> [YOUR TASK]: Skip the images and copy each record exactly as written.

= = = = =

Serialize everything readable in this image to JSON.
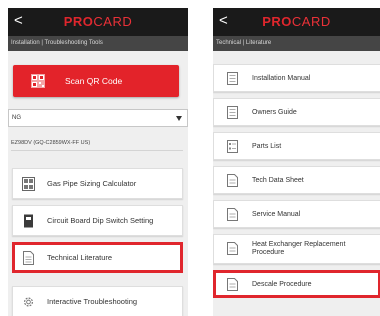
{
  "left": {
    "back_glyph": "<",
    "brand_pro": "PRO",
    "brand_card": "CARD",
    "breadcrumb": "Installation | Troubleshooting Tools",
    "scan_label": "Scan QR Code",
    "fuel_select": "NG",
    "model": "EZ98DV (GQ-C2859WX-FF US)",
    "tiles": [
      {
        "label": "Gas Pipe Sizing Calculator",
        "icon": "calculator-icon"
      },
      {
        "label": "Circuit Board Dip Switch Setting",
        "icon": "dip-switch-icon"
      },
      {
        "label": "Technical Literature",
        "icon": "document-icon",
        "highlighted": true
      },
      {
        "label": "Interactive Troubleshooting",
        "icon": "gear-icon"
      }
    ]
  },
  "right": {
    "back_glyph": "<",
    "brand_pro": "PRO",
    "brand_card": "CARD",
    "breadcrumb": "Technical | Literature",
    "items": [
      {
        "label": "Installation Manual",
        "icon": "book-icon"
      },
      {
        "label": "Owners Guide",
        "icon": "book-icon"
      },
      {
        "label": "Parts List",
        "icon": "list-icon"
      },
      {
        "label": "Tech Data Sheet",
        "icon": "document-icon"
      },
      {
        "label": "Service Manual",
        "icon": "document-icon"
      },
      {
        "label": "Heat Exchanger Replacement Procedure",
        "icon": "document-icon"
      },
      {
        "label": "Descale Procedure",
        "icon": "document-icon",
        "highlighted": true
      }
    ]
  },
  "colors": {
    "brand_red": "#e0262d",
    "header_dark": "#1a1a1a",
    "subheader_gray": "#454545",
    "highlight_border": "#e0262d"
  }
}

= = = = =

> [RESULT OF THIS TASK]:
Serialize everything readable in this image to JSON.
{
  "left": {
    "back_glyph": "<",
    "brand_pro": "PRO",
    "brand_card": "CARD",
    "breadcrumb": "Installation | Troubleshooting Tools",
    "scan_label": "Scan QR Code",
    "fuel_select": "NG",
    "model": "EZ98DV (GQ-C2859WX-FF US)",
    "tiles": [
      {
        "label": "Gas Pipe Sizing Calculator",
        "icon": "calculator-icon"
      },
      {
        "label": "Circuit Board Dip Switch Setting",
        "icon": "dip-switch-icon"
      },
      {
        "label": "Technical Literature",
        "icon": "document-icon",
        "highlighted": true
      },
      {
        "label": "Interactive Troubleshooting",
        "icon": "gear-icon"
      }
    ]
  },
  "right": {
    "back_glyph": "<",
    "brand_pro": "PRO",
    "brand_card": "CARD",
    "breadcrumb": "Technical | Literature",
    "items": [
      {
        "label": "Installation Manual",
        "icon": "book-icon"
      },
      {
        "label": "Owners Guide",
        "icon": "book-icon"
      },
      {
        "label": "Parts List",
        "icon": "list-icon"
      },
      {
        "label": "Tech Data Sheet",
        "icon": "document-icon"
      },
      {
        "label": "Service Manual",
        "icon": "document-icon"
      },
      {
        "label": "Heat Exchanger Replacement Procedure",
        "icon": "document-icon"
      },
      {
        "label": "Descale Procedure",
        "icon": "document-icon",
        "highlighted": true
      }
    ]
  },
  "colors": {
    "brand_red": "#e0262d",
    "header_dark": "#1a1a1a",
    "subheader_gray": "#454545",
    "highlight_border": "#e0262d"
  }
}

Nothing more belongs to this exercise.